Exercise – Copy the data precisely, character for character, and leave out every picture.

Data shown –

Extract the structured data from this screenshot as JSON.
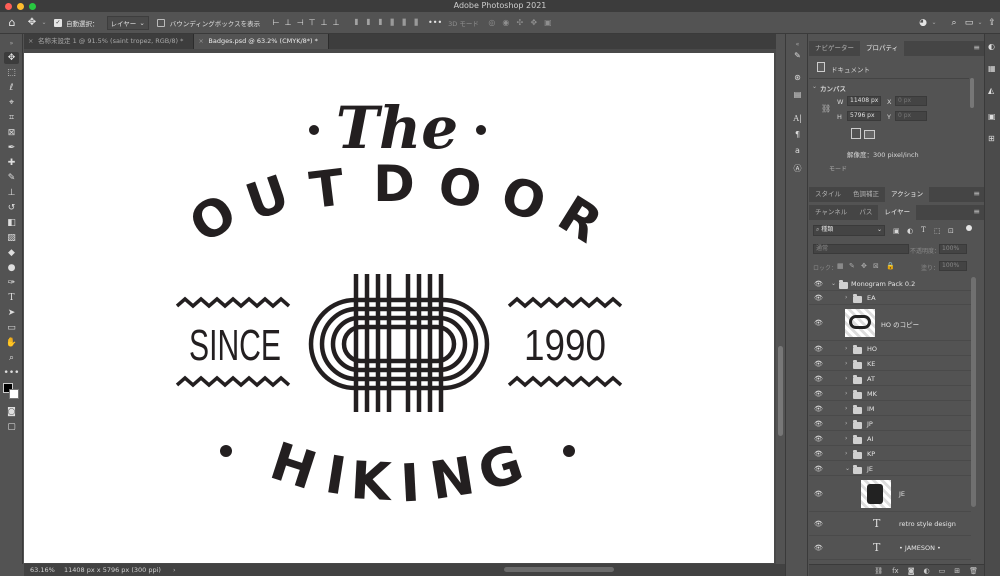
{
  "window": {
    "title": "Adobe Photoshop 2021"
  },
  "options_bar": {
    "auto_select_label": "自動選択：",
    "auto_select_value": "レイヤー",
    "bounding_box_label": "バウンディングボックスを表示",
    "mode_3d": "3D モード"
  },
  "doc_tabs": [
    {
      "label": "名称未設定 1 @ 91.5% (saint tropez, RGB/8) *"
    },
    {
      "label": "Badges.psd @ 63.2% (CMYK/8*) *"
    }
  ],
  "badge": {
    "the": "The",
    "outdoor_letters": [
      "O",
      "U",
      "T",
      "D",
      "O",
      "O",
      "R"
    ],
    "hiking_letters": [
      "H",
      "I",
      "K",
      "I",
      "N",
      "G"
    ],
    "since": "SINCE",
    "year": "1990"
  },
  "status": {
    "zoom": "63.16%",
    "doc_info": "11408 px x 5796 px (300 ppi)"
  },
  "properties_panel": {
    "tabs": [
      "ナビゲーター",
      "プロパティ"
    ],
    "document_label": "ドキュメント",
    "canvas_section": "カンバス",
    "w_label": "W",
    "w_value": "11408 px",
    "h_label": "H",
    "h_value": "5796 px",
    "x_label": "X",
    "x_value": "0 px",
    "y_label": "Y",
    "y_value": "0 px",
    "resolution": "解像度：300 pixel/inch",
    "mode_label": "モード"
  },
  "mid_panel": {
    "tabs": [
      "スタイル",
      "色調補正",
      "アクション"
    ]
  },
  "layers_panel": {
    "tabs": [
      "チャンネル",
      "パス",
      "レイヤー"
    ],
    "filter_kind": "種類",
    "blend_mode": "通常",
    "opacity_label": "不透明度：",
    "opacity_value": "100%",
    "lock_label": "ロック：",
    "fill_label": "塗り：",
    "fill_value": "100%",
    "layers": [
      {
        "name": "Monogram Pack 0.2",
        "kind": "group"
      },
      {
        "name": "EA",
        "kind": "group"
      },
      {
        "name": "HO のコピー",
        "kind": "smart"
      },
      {
        "name": "HO",
        "kind": "group"
      },
      {
        "name": "KE",
        "kind": "group"
      },
      {
        "name": "AT",
        "kind": "group"
      },
      {
        "name": "MK",
        "kind": "group"
      },
      {
        "name": "IM",
        "kind": "group"
      },
      {
        "name": "JP",
        "kind": "group"
      },
      {
        "name": "AI",
        "kind": "group"
      },
      {
        "name": "KP",
        "kind": "group"
      },
      {
        "name": "JE",
        "kind": "group"
      },
      {
        "name": "JE",
        "kind": "smart"
      },
      {
        "name": "retro style design",
        "kind": "text"
      },
      {
        "name": "• JAMESON •",
        "kind": "text"
      }
    ]
  },
  "colors": {
    "accent_blue": "#2d7bd8",
    "panel_bg": "#535353",
    "canvas_bg": "#ffffff",
    "ink": "#231f20"
  }
}
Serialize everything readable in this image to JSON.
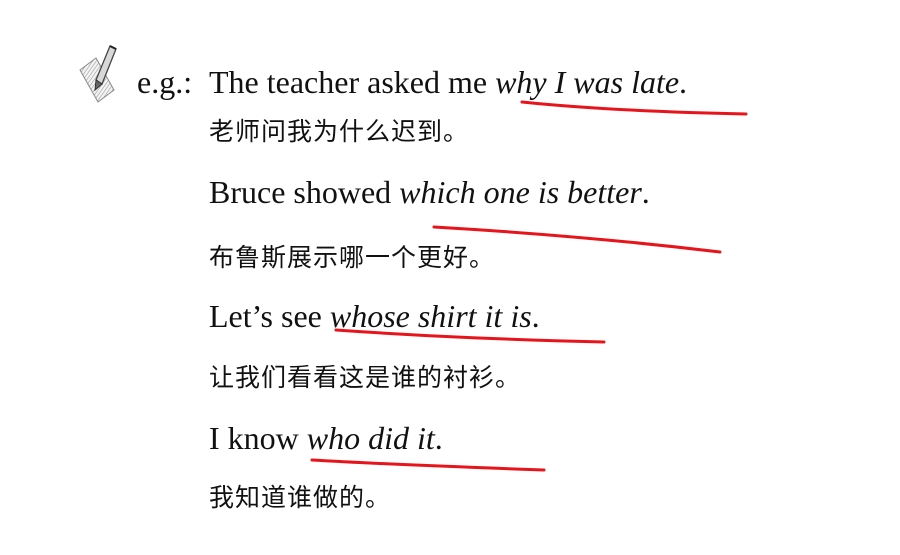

Task output –
Extract the structured data from this screenshot as JSON.
{
  "window": {
    "title": "Adobe Photoshop 2021"
  },
  "options_bar": {
    "auto_select_label": "自動選択：",
    "auto_select_value": "レイヤー",
    "bounding_box_label": "バウンディングボックスを表示",
    "mode_3d": "3D モード"
  },
  "doc_tabs": [
    {
      "label": "名称未設定 1 @ 91.5% (saint tropez, RGB/8) *"
    },
    {
      "label": "Badges.psd @ 63.2% (CMYK/8*) *"
    }
  ],
  "badge": {
    "the": "The",
    "outdoor_letters": [
      "O",
      "U",
      "T",
      "D",
      "O",
      "O",
      "R"
    ],
    "hiking_letters": [
      "H",
      "I",
      "K",
      "I",
      "N",
      "G"
    ],
    "since": "SINCE",
    "year": "1990"
  },
  "status": {
    "zoom": "63.16%",
    "doc_info": "11408 px x 5796 px (300 ppi)"
  },
  "properties_panel": {
    "tabs": [
      "ナビゲーター",
      "プロパティ"
    ],
    "document_label": "ドキュメント",
    "canvas_section": "カンバス",
    "w_label": "W",
    "w_value": "11408 px",
    "h_label": "H",
    "h_value": "5796 px",
    "x_label": "X",
    "x_value": "0 px",
    "y_label": "Y",
    "y_value": "0 px",
    "resolution": "解像度：300 pixel/inch",
    "mode_label": "モード"
  },
  "mid_panel": {
    "tabs": [
      "スタイル",
      "色調補正",
      "アクション"
    ]
  },
  "layers_panel": {
    "tabs": [
      "チャンネル",
      "パス",
      "レイヤー"
    ],
    "filter_kind": "種類",
    "blend_mode": "通常",
    "opacity_label": "不透明度：",
    "opacity_value": "100%",
    "lock_label": "ロック：",
    "fill_label": "塗り：",
    "fill_value": "100%",
    "layers": [
      {
        "name": "Monogram Pack 0.2",
        "kind": "group"
      },
      {
        "name": "EA",
        "kind": "group"
      },
      {
        "name": "HO のコピー",
        "kind": "smart"
      },
      {
        "name": "HO",
        "kind": "group"
      },
      {
        "name": "KE",
        "kind": "group"
      },
      {
        "name": "AT",
        "kind": "group"
      },
      {
        "name": "MK",
        "kind": "group"
      },
      {
        "name": "IM",
        "kind": "group"
      },
      {
        "name": "JP",
        "kind": "group"
      },
      {
        "name": "AI",
        "kind": "group"
      },
      {
        "name": "KP",
        "kind": "group"
      },
      {
        "name": "JE",
        "kind": "group"
      },
      {
        "name": "JE",
        "kind": "smart"
      },
      {
        "name": "retro style design",
        "kind": "text"
      },
      {
        "name": "• JAMESON •",
        "kind": "text"
      }
    ]
  },
  "colors": {
    "accent_blue": "#2d7bd8",
    "panel_bg": "#535353",
    "canvas_bg": "#ffffff",
    "ink": "#231f20"
  }
}
Serialize everything readable in this image to JSON.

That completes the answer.